-- Start --

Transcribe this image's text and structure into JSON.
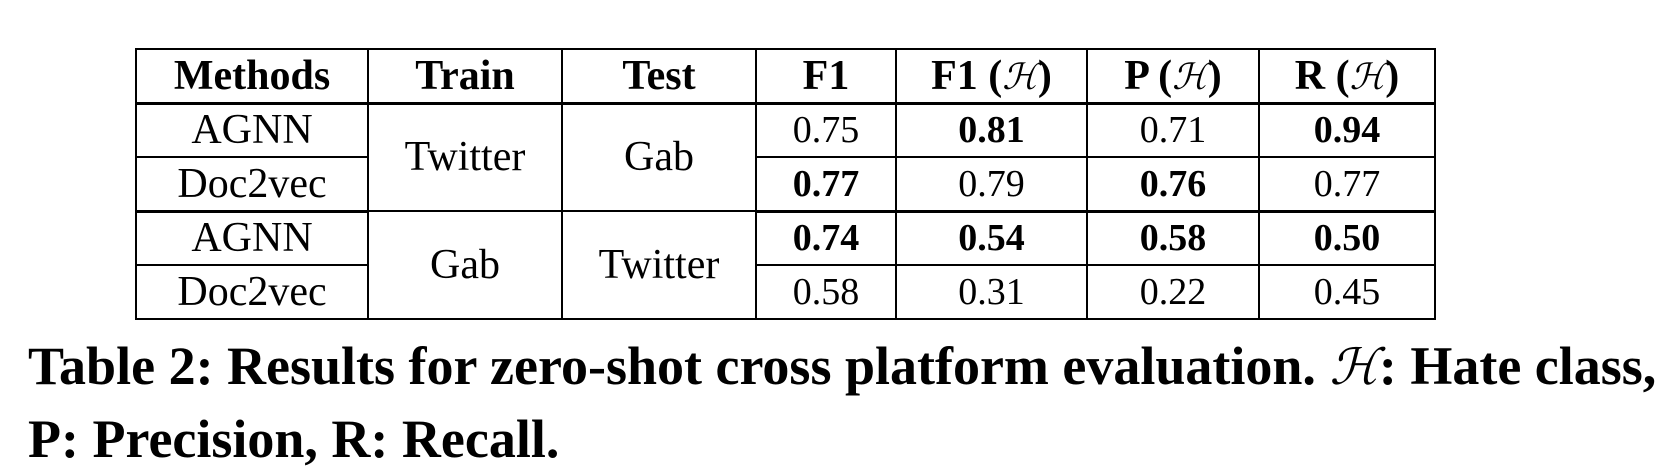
{
  "table": {
    "headers": [
      "Methods",
      "Train",
      "Test",
      "F1",
      "F1 (",
      "P (",
      "R ("
    ],
    "header_symbol": "ℋ",
    "groups": [
      {
        "train": "Twitter",
        "test": "Gab",
        "rows": [
          {
            "method": "AGNN",
            "f1": "0.75",
            "f1_h": "0.81",
            "p_h": "0.71",
            "r_h": "0.94"
          },
          {
            "method": "Doc2vec",
            "f1": "0.77",
            "f1_h": "0.79",
            "p_h": "0.76",
            "r_h": "0.77"
          }
        ]
      },
      {
        "train": "Gab",
        "test": "Twitter",
        "rows": [
          {
            "method": "AGNN",
            "f1": "0.74",
            "f1_h": "0.54",
            "p_h": "0.58",
            "r_h": "0.50"
          },
          {
            "method": "Doc2vec",
            "f1": "0.58",
            "f1_h": "0.31",
            "p_h": "0.22",
            "r_h": "0.45"
          }
        ]
      }
    ]
  },
  "caption": {
    "part1": "Table 2: Results for zero-shot cross platform evaluation. ",
    "symbol": "ℋ",
    "part2": ": Hate class, P: Precision, R: Recall."
  }
}
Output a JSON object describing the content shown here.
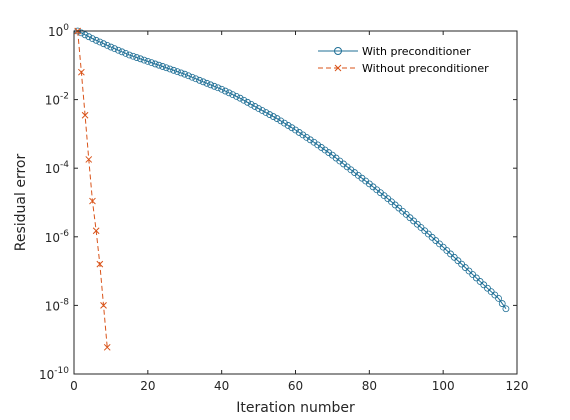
{
  "chart_data": {
    "type": "line",
    "xlabel": "Iteration number",
    "ylabel": "Residual error",
    "xlim": [
      0,
      120
    ],
    "ylim": [
      1e-10,
      1
    ],
    "yscale": "log",
    "grid": false,
    "legend_position": "top-right",
    "x_ticks": [
      {
        "value": 0,
        "label": "0"
      },
      {
        "value": 20,
        "label": "20"
      },
      {
        "value": 40,
        "label": "40"
      },
      {
        "value": 60,
        "label": "60"
      },
      {
        "value": 80,
        "label": "80"
      },
      {
        "value": 100,
        "label": "100"
      },
      {
        "value": 120,
        "label": "120"
      }
    ],
    "y_ticks": [
      {
        "value": 1,
        "base": "10",
        "exp": "0"
      },
      {
        "value": 0.01,
        "base": "10",
        "exp": "-2"
      },
      {
        "value": 0.0001,
        "base": "10",
        "exp": "-4"
      },
      {
        "value": 1e-06,
        "base": "10",
        "exp": "-6"
      },
      {
        "value": 1e-08,
        "base": "10",
        "exp": "-8"
      },
      {
        "value": 1e-10,
        "base": "10",
        "exp": "-10"
      }
    ],
    "series": [
      {
        "name": "With preconditioner",
        "marker": "circle",
        "line": "solid",
        "color": "#1f6f96",
        "x": [
          1,
          5,
          10,
          15,
          20,
          25,
          30,
          35,
          40,
          45,
          50,
          55,
          60,
          65,
          70,
          75,
          80,
          85,
          90,
          95,
          100,
          105,
          110,
          115,
          117
        ],
        "y": [
          1,
          0.6,
          0.34,
          0.2,
          0.13,
          0.085,
          0.055,
          0.033,
          0.02,
          0.011,
          0.0055,
          0.0028,
          0.0013,
          0.00057,
          0.00024,
          9e-05,
          3.5e-05,
          1.3e-05,
          4.5e-06,
          1.5e-06,
          5e-07,
          1.6e-07,
          5e-08,
          1.6e-08,
          8e-09
        ]
      },
      {
        "name": "Without preconditioner",
        "marker": "x",
        "line": "dashed",
        "color": "#d95319",
        "x": [
          1,
          2,
          3,
          4,
          5,
          6,
          7,
          8,
          9
        ],
        "y": [
          1,
          0.063,
          0.0035,
          0.00018,
          1.1e-05,
          1.5e-06,
          1.6e-07,
          1e-08,
          6e-10
        ]
      }
    ]
  }
}
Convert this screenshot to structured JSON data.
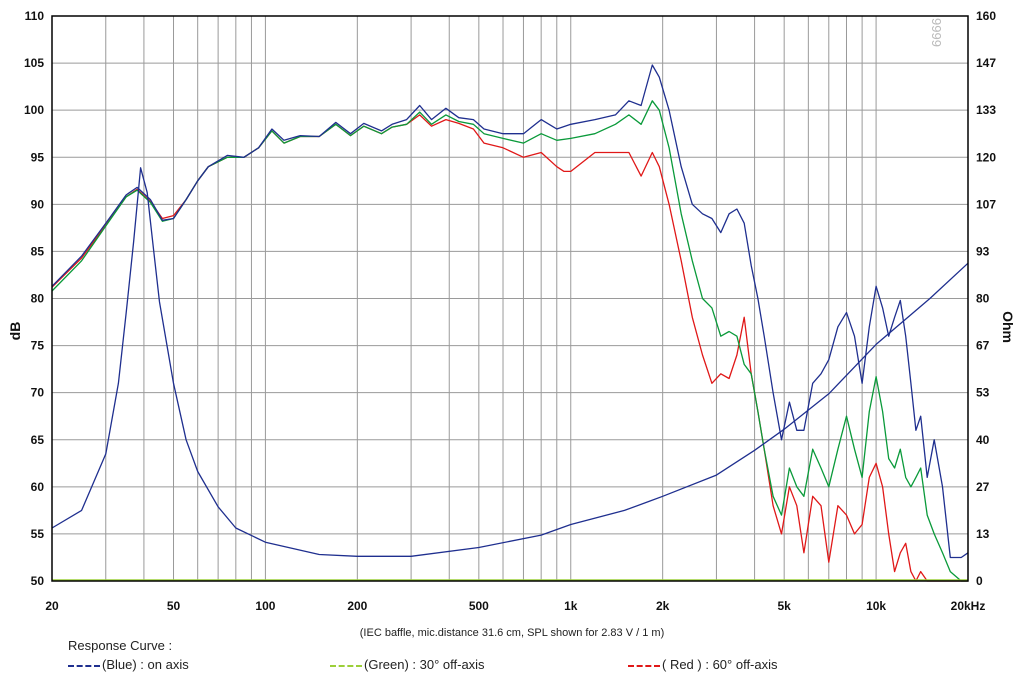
{
  "chart_data": {
    "type": "line",
    "ylabel_left": "dB",
    "ylabel_right": "Ohm",
    "x_scale": "log",
    "xlim": [
      20,
      20000
    ],
    "ylim_left": [
      50,
      110
    ],
    "ylim_right": [
      0,
      160
    ],
    "grid": true,
    "x_tick_labels": [
      {
        "value": 20,
        "label": "20"
      },
      {
        "value": 50,
        "label": "50"
      },
      {
        "value": 100,
        "label": "100"
      },
      {
        "value": 200,
        "label": "200"
      },
      {
        "value": 500,
        "label": "500"
      },
      {
        "value": 1000,
        "label": "1k"
      },
      {
        "value": 2000,
        "label": "2k"
      },
      {
        "value": 5000,
        "label": "5k"
      },
      {
        "value": 10000,
        "label": "10k"
      },
      {
        "value": 20000,
        "label": "20kHz"
      }
    ],
    "y_ticks_left": [
      110,
      105,
      100,
      95,
      90,
      85,
      80,
      75,
      70,
      65,
      60,
      55,
      50
    ],
    "y_ticks_right": [
      "160",
      "147",
      "133",
      "120",
      "107",
      "93",
      "80",
      "67",
      "53",
      "40",
      "27",
      "13",
      "0"
    ],
    "series": [
      {
        "name": "(Blue) : on axis",
        "color": "#1f2f8f",
        "axis": "left",
        "points": [
          [
            20,
            81.3
          ],
          [
            25,
            84.5
          ],
          [
            30,
            88
          ],
          [
            35,
            91
          ],
          [
            38,
            91.8
          ],
          [
            42,
            90.5
          ],
          [
            46,
            88.3
          ],
          [
            50,
            88.5
          ],
          [
            55,
            90.5
          ],
          [
            60,
            92.5
          ],
          [
            65,
            94
          ],
          [
            75,
            95.2
          ],
          [
            85,
            95
          ],
          [
            95,
            96
          ],
          [
            105,
            98
          ],
          [
            115,
            96.8
          ],
          [
            130,
            97.3
          ],
          [
            150,
            97.2
          ],
          [
            170,
            98.7
          ],
          [
            190,
            97.5
          ],
          [
            210,
            98.6
          ],
          [
            240,
            97.8
          ],
          [
            260,
            98.5
          ],
          [
            290,
            99
          ],
          [
            320,
            100.5
          ],
          [
            350,
            99
          ],
          [
            390,
            100.2
          ],
          [
            430,
            99.2
          ],
          [
            480,
            99
          ],
          [
            520,
            98
          ],
          [
            600,
            97.5
          ],
          [
            700,
            97.5
          ],
          [
            800,
            99
          ],
          [
            900,
            98
          ],
          [
            1000,
            98.5
          ],
          [
            1200,
            99
          ],
          [
            1400,
            99.5
          ],
          [
            1550,
            101
          ],
          [
            1700,
            100.5
          ],
          [
            1850,
            104.8
          ],
          [
            1950,
            103.5
          ],
          [
            2100,
            100
          ],
          [
            2300,
            94
          ],
          [
            2500,
            90
          ],
          [
            2700,
            89
          ],
          [
            2900,
            88.5
          ],
          [
            3100,
            87
          ],
          [
            3300,
            89
          ],
          [
            3500,
            89.5
          ],
          [
            3700,
            88
          ],
          [
            3900,
            83.5
          ],
          [
            4100,
            80
          ],
          [
            4300,
            76
          ],
          [
            4600,
            70
          ],
          [
            4900,
            65
          ],
          [
            5200,
            69
          ],
          [
            5500,
            66
          ],
          [
            5800,
            66
          ],
          [
            6200,
            71
          ],
          [
            6600,
            72
          ],
          [
            7000,
            73.5
          ],
          [
            7500,
            77
          ],
          [
            8000,
            78.5
          ],
          [
            8500,
            76
          ],
          [
            9000,
            71
          ],
          [
            9500,
            77
          ],
          [
            10000,
            81.3
          ],
          [
            10500,
            79
          ],
          [
            11000,
            76
          ],
          [
            11500,
            78
          ],
          [
            12000,
            79.8
          ],
          [
            12500,
            76
          ],
          [
            13000,
            71
          ],
          [
            13500,
            66
          ],
          [
            14000,
            67.5
          ],
          [
            14700,
            61
          ],
          [
            15500,
            65
          ],
          [
            16500,
            60
          ],
          [
            17500,
            52.5
          ],
          [
            19000,
            52.5
          ],
          [
            20000,
            53
          ]
        ]
      },
      {
        "name": "(Green) : 30° off-axis",
        "color": "#0a9a3a",
        "axis": "left",
        "points": [
          [
            20,
            80.8
          ],
          [
            25,
            84
          ],
          [
            30,
            87.7
          ],
          [
            35,
            90.8
          ],
          [
            38,
            91.5
          ],
          [
            42,
            90.2
          ],
          [
            46,
            88.2
          ],
          [
            50,
            88.5
          ],
          [
            55,
            90.5
          ],
          [
            60,
            92.5
          ],
          [
            65,
            94
          ],
          [
            75,
            95
          ],
          [
            85,
            95
          ],
          [
            95,
            96
          ],
          [
            105,
            97.8
          ],
          [
            115,
            96.5
          ],
          [
            130,
            97.2
          ],
          [
            150,
            97.2
          ],
          [
            170,
            98.5
          ],
          [
            190,
            97.3
          ],
          [
            210,
            98.3
          ],
          [
            240,
            97.5
          ],
          [
            260,
            98.2
          ],
          [
            290,
            98.5
          ],
          [
            320,
            99.8
          ],
          [
            350,
            98.5
          ],
          [
            390,
            99.5
          ],
          [
            430,
            98.8
          ],
          [
            480,
            98.5
          ],
          [
            520,
            97.5
          ],
          [
            600,
            97
          ],
          [
            700,
            96.5
          ],
          [
            800,
            97.5
          ],
          [
            900,
            96.8
          ],
          [
            1000,
            97
          ],
          [
            1200,
            97.5
          ],
          [
            1400,
            98.5
          ],
          [
            1550,
            99.5
          ],
          [
            1700,
            98.5
          ],
          [
            1850,
            101
          ],
          [
            1950,
            100
          ],
          [
            2100,
            96
          ],
          [
            2300,
            89
          ],
          [
            2500,
            84
          ],
          [
            2700,
            80
          ],
          [
            2900,
            79
          ],
          [
            3100,
            76
          ],
          [
            3300,
            76.5
          ],
          [
            3500,
            76
          ],
          [
            3700,
            73
          ],
          [
            3900,
            72
          ],
          [
            4100,
            68
          ],
          [
            4300,
            64
          ],
          [
            4600,
            59
          ],
          [
            4900,
            57
          ],
          [
            5200,
            62
          ],
          [
            5500,
            60
          ],
          [
            5800,
            59
          ],
          [
            6200,
            64
          ],
          [
            6600,
            62
          ],
          [
            7000,
            60
          ],
          [
            7500,
            64
          ],
          [
            8000,
            67.5
          ],
          [
            8500,
            64
          ],
          [
            9000,
            61
          ],
          [
            9500,
            68
          ],
          [
            10000,
            71.7
          ],
          [
            10500,
            68
          ],
          [
            11000,
            63
          ],
          [
            11500,
            62
          ],
          [
            12000,
            64
          ],
          [
            12500,
            61
          ],
          [
            13000,
            60
          ],
          [
            13500,
            61
          ],
          [
            14000,
            62
          ],
          [
            14700,
            57
          ],
          [
            15500,
            55
          ],
          [
            16500,
            53
          ],
          [
            17500,
            51
          ],
          [
            19000,
            50
          ],
          [
            20000,
            50
          ]
        ]
      },
      {
        "name": "( Red ) : 60° off-axis",
        "color": "#e01818",
        "axis": "left",
        "points": [
          [
            20,
            81.2
          ],
          [
            25,
            84.3
          ],
          [
            30,
            87.8
          ],
          [
            35,
            90.8
          ],
          [
            38,
            91.6
          ],
          [
            42,
            90.3
          ],
          [
            46,
            88.5
          ],
          [
            50,
            88.8
          ],
          [
            55,
            90.5
          ],
          [
            60,
            92.5
          ],
          [
            65,
            94
          ],
          [
            75,
            95
          ],
          [
            85,
            95
          ],
          [
            95,
            96
          ],
          [
            105,
            97.8
          ],
          [
            115,
            96.5
          ],
          [
            130,
            97.2
          ],
          [
            150,
            97.2
          ],
          [
            170,
            98.5
          ],
          [
            190,
            97.3
          ],
          [
            210,
            98.3
          ],
          [
            240,
            97.5
          ],
          [
            260,
            98.2
          ],
          [
            290,
            98.5
          ],
          [
            320,
            99.5
          ],
          [
            350,
            98.3
          ],
          [
            390,
            99
          ],
          [
            430,
            98.6
          ],
          [
            480,
            98
          ],
          [
            520,
            96.5
          ],
          [
            600,
            96
          ],
          [
            700,
            95
          ],
          [
            800,
            95.5
          ],
          [
            900,
            94
          ],
          [
            950,
            93.5
          ],
          [
            1000,
            93.5
          ],
          [
            1200,
            95.5
          ],
          [
            1400,
            95.5
          ],
          [
            1550,
            95.5
          ],
          [
            1700,
            93
          ],
          [
            1850,
            95.5
          ],
          [
            1950,
            94
          ],
          [
            2100,
            90
          ],
          [
            2300,
            84
          ],
          [
            2500,
            78
          ],
          [
            2700,
            74
          ],
          [
            2900,
            71
          ],
          [
            3100,
            72
          ],
          [
            3300,
            71.5
          ],
          [
            3500,
            74
          ],
          [
            3700,
            78
          ],
          [
            3900,
            72
          ],
          [
            4100,
            68
          ],
          [
            4300,
            64
          ],
          [
            4600,
            58
          ],
          [
            4900,
            55
          ],
          [
            5200,
            60
          ],
          [
            5500,
            58
          ],
          [
            5800,
            53
          ],
          [
            6200,
            59
          ],
          [
            6600,
            58
          ],
          [
            7000,
            52
          ],
          [
            7500,
            58
          ],
          [
            8000,
            57
          ],
          [
            8500,
            55
          ],
          [
            9000,
            56
          ],
          [
            9500,
            61
          ],
          [
            10000,
            62.5
          ],
          [
            10500,
            60
          ],
          [
            11000,
            55
          ],
          [
            11500,
            51
          ],
          [
            12000,
            53
          ],
          [
            12500,
            54
          ],
          [
            13000,
            51
          ],
          [
            13500,
            50
          ],
          [
            14000,
            51
          ],
          [
            14700,
            50
          ],
          [
            15500,
            50
          ],
          [
            17000,
            50
          ],
          [
            20000,
            50
          ]
        ]
      },
      {
        "name": "impedance",
        "color": "#1f2f8f",
        "axis": "right",
        "points": [
          [
            20,
            15
          ],
          [
            25,
            20
          ],
          [
            30,
            36
          ],
          [
            33,
            56
          ],
          [
            35,
            76
          ],
          [
            37,
            96
          ],
          [
            39,
            117
          ],
          [
            41,
            110
          ],
          [
            43,
            94
          ],
          [
            45,
            79
          ],
          [
            50,
            56
          ],
          [
            55,
            40
          ],
          [
            60,
            31
          ],
          [
            70,
            21
          ],
          [
            80,
            15
          ],
          [
            100,
            11
          ],
          [
            150,
            7.5
          ],
          [
            200,
            7
          ],
          [
            300,
            7
          ],
          [
            500,
            9.5
          ],
          [
            800,
            13
          ],
          [
            1000,
            16
          ],
          [
            1500,
            20
          ],
          [
            1800,
            22.5
          ],
          [
            2000,
            24
          ],
          [
            3000,
            30
          ],
          [
            4000,
            37
          ],
          [
            5000,
            43
          ],
          [
            7000,
            53
          ],
          [
            10000,
            67
          ],
          [
            15000,
            80
          ],
          [
            20000,
            90
          ]
        ]
      }
    ]
  },
  "caption": "(IEC baffle, mic.distance 31.6 cm, SPL shown for 2.83 V / 1 m)",
  "legend": {
    "title": "Response Curve :",
    "items": [
      {
        "label": "(Blue)  : on axis",
        "color": "#1f2f8f"
      },
      {
        "label": "(Green) : 30° off-axis",
        "color": "#9ccf38"
      },
      {
        "label": "( Red ) : 60° off-axis",
        "color": "#e01818"
      }
    ]
  },
  "watermark": "9999"
}
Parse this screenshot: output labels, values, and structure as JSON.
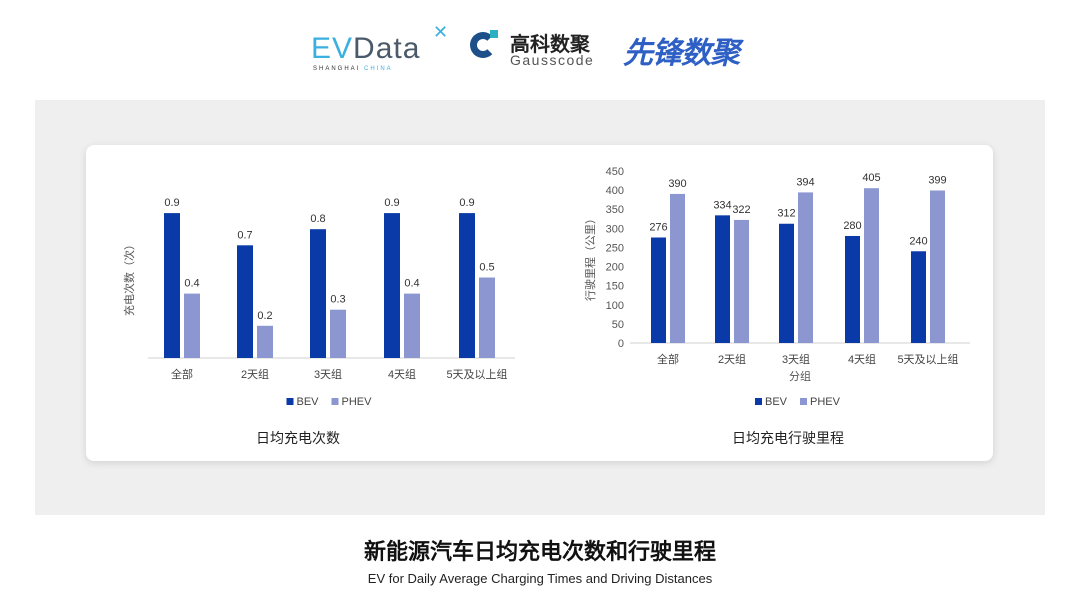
{
  "logos": {
    "evdata": {
      "ev": "EV",
      "rest": "Data",
      "sub_a": "SHANGHAI",
      "sub_b": "CHINA"
    },
    "gausscode": {
      "cn": "高科数聚",
      "en": "Gausscode"
    },
    "xianfeng": "先锋数聚"
  },
  "colors": {
    "bev": "#0a3aa8",
    "phev": "#8c97d2",
    "background_panel": "#efefef"
  },
  "chart_data": [
    {
      "type": "bar",
      "title": "日均充电次数",
      "xlabel": "",
      "ylabel": "充电次数（次）",
      "categories": [
        "全部",
        "2天组",
        "3天组",
        "4天组",
        "5天及以上组"
      ],
      "series": [
        {
          "name": "BEV",
          "values": [
            0.9,
            0.7,
            0.8,
            0.9,
            0.9
          ]
        },
        {
          "name": "PHEV",
          "values": [
            0.4,
            0.2,
            0.3,
            0.4,
            0.5
          ]
        }
      ],
      "ylim": [
        0,
        1.0
      ],
      "y_ticks_shown": false,
      "grid": false,
      "legend": "bottom"
    },
    {
      "type": "bar",
      "title": "日均充电行驶里程",
      "xlabel": "分组",
      "ylabel": "行驶里程（公里）",
      "categories": [
        "全部",
        "2天组",
        "3天组",
        "4天组",
        "5天及以上组"
      ],
      "series": [
        {
          "name": "BEV",
          "values": [
            276,
            334,
            312,
            280,
            240
          ]
        },
        {
          "name": "PHEV",
          "values": [
            390,
            322,
            394,
            405,
            399
          ]
        }
      ],
      "ylim": [
        0,
        450
      ],
      "y_ticks": [
        "0",
        "50",
        "100",
        "150",
        "200",
        "250",
        "300",
        "350",
        "400",
        "450"
      ],
      "grid": false,
      "legend": "bottom"
    }
  ],
  "footer": {
    "title": "新能源汽车日均充电次数和行驶里程",
    "subtitle": "EV for Daily Average Charging Times and Driving Distances"
  }
}
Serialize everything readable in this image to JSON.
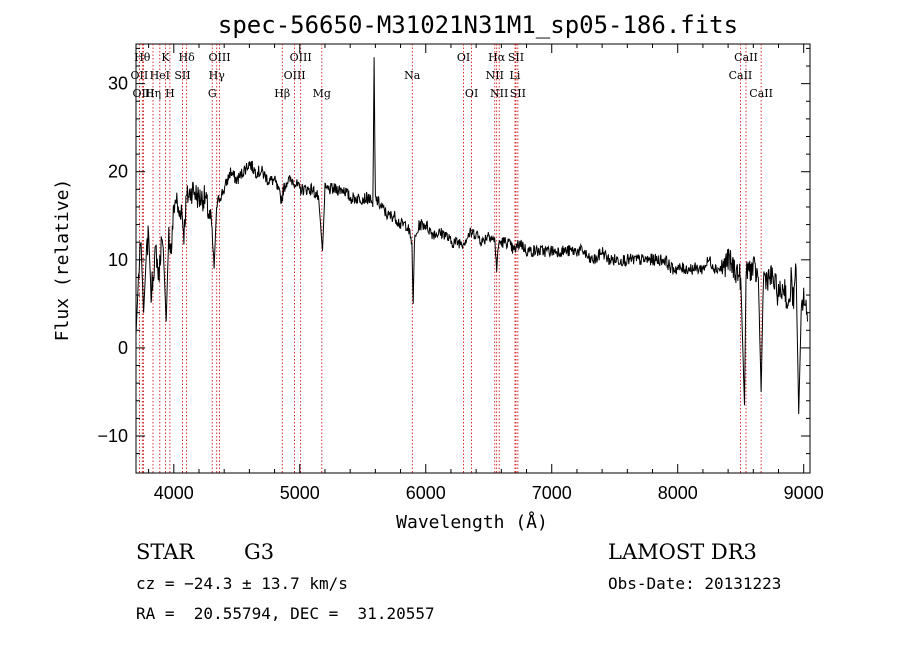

-- End --

## OBJECTIVE
Copy down every line of the entries containing the word "this".

## CORRECT OUTPUT
Transcribe this image's text and structure into JSON.
Convert this screenshot to structured JSON data.
Parse this screenshot: output labels, values, and structure as JSON.
Serialize everything readable in this image to JSON.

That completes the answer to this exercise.